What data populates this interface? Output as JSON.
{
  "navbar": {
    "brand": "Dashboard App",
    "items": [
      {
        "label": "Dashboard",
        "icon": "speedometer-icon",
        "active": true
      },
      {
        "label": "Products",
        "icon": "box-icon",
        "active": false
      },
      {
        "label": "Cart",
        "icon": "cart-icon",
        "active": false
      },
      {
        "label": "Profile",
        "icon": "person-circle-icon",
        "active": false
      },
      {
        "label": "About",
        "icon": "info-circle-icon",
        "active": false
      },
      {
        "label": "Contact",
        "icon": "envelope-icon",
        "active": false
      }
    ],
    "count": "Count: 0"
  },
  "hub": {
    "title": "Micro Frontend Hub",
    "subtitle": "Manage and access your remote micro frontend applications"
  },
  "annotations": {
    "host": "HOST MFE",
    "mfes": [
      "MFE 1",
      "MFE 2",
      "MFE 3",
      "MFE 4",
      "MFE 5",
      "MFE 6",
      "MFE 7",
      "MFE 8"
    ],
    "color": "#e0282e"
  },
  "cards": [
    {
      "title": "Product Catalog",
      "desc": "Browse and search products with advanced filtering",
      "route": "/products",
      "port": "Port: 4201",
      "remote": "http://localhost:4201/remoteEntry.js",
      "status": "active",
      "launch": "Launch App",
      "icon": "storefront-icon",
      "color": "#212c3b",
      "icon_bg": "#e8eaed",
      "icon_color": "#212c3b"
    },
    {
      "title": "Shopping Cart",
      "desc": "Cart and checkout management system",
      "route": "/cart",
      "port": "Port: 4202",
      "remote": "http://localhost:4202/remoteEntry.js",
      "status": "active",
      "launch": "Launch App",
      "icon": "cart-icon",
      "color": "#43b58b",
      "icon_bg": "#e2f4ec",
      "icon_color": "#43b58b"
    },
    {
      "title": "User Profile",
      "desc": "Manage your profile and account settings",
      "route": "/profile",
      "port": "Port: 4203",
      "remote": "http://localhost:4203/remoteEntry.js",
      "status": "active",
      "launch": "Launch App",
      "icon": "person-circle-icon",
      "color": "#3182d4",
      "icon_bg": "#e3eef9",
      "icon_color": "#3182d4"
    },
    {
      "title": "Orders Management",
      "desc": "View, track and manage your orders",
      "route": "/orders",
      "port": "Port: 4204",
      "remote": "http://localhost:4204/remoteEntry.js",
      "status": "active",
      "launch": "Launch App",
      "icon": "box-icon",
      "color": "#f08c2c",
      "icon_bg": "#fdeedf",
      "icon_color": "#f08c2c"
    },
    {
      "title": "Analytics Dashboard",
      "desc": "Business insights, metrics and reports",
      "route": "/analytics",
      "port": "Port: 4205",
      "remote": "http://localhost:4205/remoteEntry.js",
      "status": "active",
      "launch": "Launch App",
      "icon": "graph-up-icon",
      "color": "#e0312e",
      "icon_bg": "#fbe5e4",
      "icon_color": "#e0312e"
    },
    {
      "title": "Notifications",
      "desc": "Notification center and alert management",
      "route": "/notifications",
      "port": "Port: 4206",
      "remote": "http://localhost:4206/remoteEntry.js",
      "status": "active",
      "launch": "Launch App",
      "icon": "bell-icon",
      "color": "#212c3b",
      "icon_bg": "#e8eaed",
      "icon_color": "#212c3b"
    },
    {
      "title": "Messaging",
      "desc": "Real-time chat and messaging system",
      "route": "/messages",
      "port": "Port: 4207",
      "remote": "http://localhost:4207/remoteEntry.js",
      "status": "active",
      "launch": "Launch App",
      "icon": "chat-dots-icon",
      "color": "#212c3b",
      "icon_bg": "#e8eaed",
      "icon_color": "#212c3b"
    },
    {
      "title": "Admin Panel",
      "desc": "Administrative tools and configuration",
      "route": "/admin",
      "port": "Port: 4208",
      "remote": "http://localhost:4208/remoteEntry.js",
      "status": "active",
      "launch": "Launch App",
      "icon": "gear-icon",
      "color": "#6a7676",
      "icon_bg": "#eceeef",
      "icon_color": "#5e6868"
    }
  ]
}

• _What the task asks_:
Give back the whole listing exactly as it reads.

• _Written response_:
What data populates this interface? Output as JSON.
{
  "navbar": {
    "brand": "Dashboard App",
    "items": [
      {
        "label": "Dashboard",
        "icon": "speedometer-icon",
        "active": true
      },
      {
        "label": "Products",
        "icon": "box-icon",
        "active": false
      },
      {
        "label": "Cart",
        "icon": "cart-icon",
        "active": false
      },
      {
        "label": "Profile",
        "icon": "person-circle-icon",
        "active": false
      },
      {
        "label": "About",
        "icon": "info-circle-icon",
        "active": false
      },
      {
        "label": "Contact",
        "icon": "envelope-icon",
        "active": false
      }
    ],
    "count": "Count: 0"
  },
  "hub": {
    "title": "Micro Frontend Hub",
    "subtitle": "Manage and access your remote micro frontend applications"
  },
  "annotations": {
    "host": "HOST MFE",
    "mfes": [
      "MFE 1",
      "MFE 2",
      "MFE 3",
      "MFE 4",
      "MFE 5",
      "MFE 6",
      "MFE 7",
      "MFE 8"
    ],
    "color": "#e0282e"
  },
  "cards": [
    {
      "title": "Product Catalog",
      "desc": "Browse and search products with advanced filtering",
      "route": "/products",
      "port": "Port: 4201",
      "remote": "http://localhost:4201/remoteEntry.js",
      "status": "active",
      "launch": "Launch App",
      "icon": "storefront-icon",
      "color": "#212c3b",
      "icon_bg": "#e8eaed",
      "icon_color": "#212c3b"
    },
    {
      "title": "Shopping Cart",
      "desc": "Cart and checkout management system",
      "route": "/cart",
      "port": "Port: 4202",
      "remote": "http://localhost:4202/remoteEntry.js",
      "status": "active",
      "launch": "Launch App",
      "icon": "cart-icon",
      "color": "#43b58b",
      "icon_bg": "#e2f4ec",
      "icon_color": "#43b58b"
    },
    {
      "title": "User Profile",
      "desc": "Manage your profile and account settings",
      "route": "/profile",
      "port": "Port: 4203",
      "remote": "http://localhost:4203/remoteEntry.js",
      "status": "active",
      "launch": "Launch App",
      "icon": "person-circle-icon",
      "color": "#3182d4",
      "icon_bg": "#e3eef9",
      "icon_color": "#3182d4"
    },
    {
      "title": "Orders Management",
      "desc": "View, track and manage your orders",
      "route": "/orders",
      "port": "Port: 4204",
      "remote": "http://localhost:4204/remoteEntry.js",
      "status": "active",
      "launch": "Launch App",
      "icon": "box-icon",
      "color": "#f08c2c",
      "icon_bg": "#fdeedf",
      "icon_color": "#f08c2c"
    },
    {
      "title": "Analytics Dashboard",
      "desc": "Business insights, metrics and reports",
      "route": "/analytics",
      "port": "Port: 4205",
      "remote": "http://localhost:4205/remoteEntry.js",
      "status": "active",
      "launch": "Launch App",
      "icon": "graph-up-icon",
      "color": "#e0312e",
      "icon_bg": "#fbe5e4",
      "icon_color": "#e0312e"
    },
    {
      "title": "Notifications",
      "desc": "Notification center and alert management",
      "route": "/notifications",
      "port": "Port: 4206",
      "remote": "http://localhost:4206/remoteEntry.js",
      "status": "active",
      "launch": "Launch App",
      "icon": "bell-icon",
      "color": "#212c3b",
      "icon_bg": "#e8eaed",
      "icon_color": "#212c3b"
    },
    {
      "title": "Messaging",
      "desc": "Real-time chat and messaging system",
      "route": "/messages",
      "port": "Port: 4207",
      "remote": "http://localhost:4207/remoteEntry.js",
      "status": "active",
      "launch": "Launch App",
      "icon": "chat-dots-icon",
      "color": "#212c3b",
      "icon_bg": "#e8eaed",
      "icon_color": "#212c3b"
    },
    {
      "title": "Admin Panel",
      "desc": "Administrative tools and configuration",
      "route": "/admin",
      "port": "Port: 4208",
      "remote": "http://localhost:4208/remoteEntry.js",
      "status": "active",
      "launch": "Launch App",
      "icon": "gear-icon",
      "color": "#6a7676",
      "icon_bg": "#eceeef",
      "icon_color": "#5e6868"
    }
  ]
}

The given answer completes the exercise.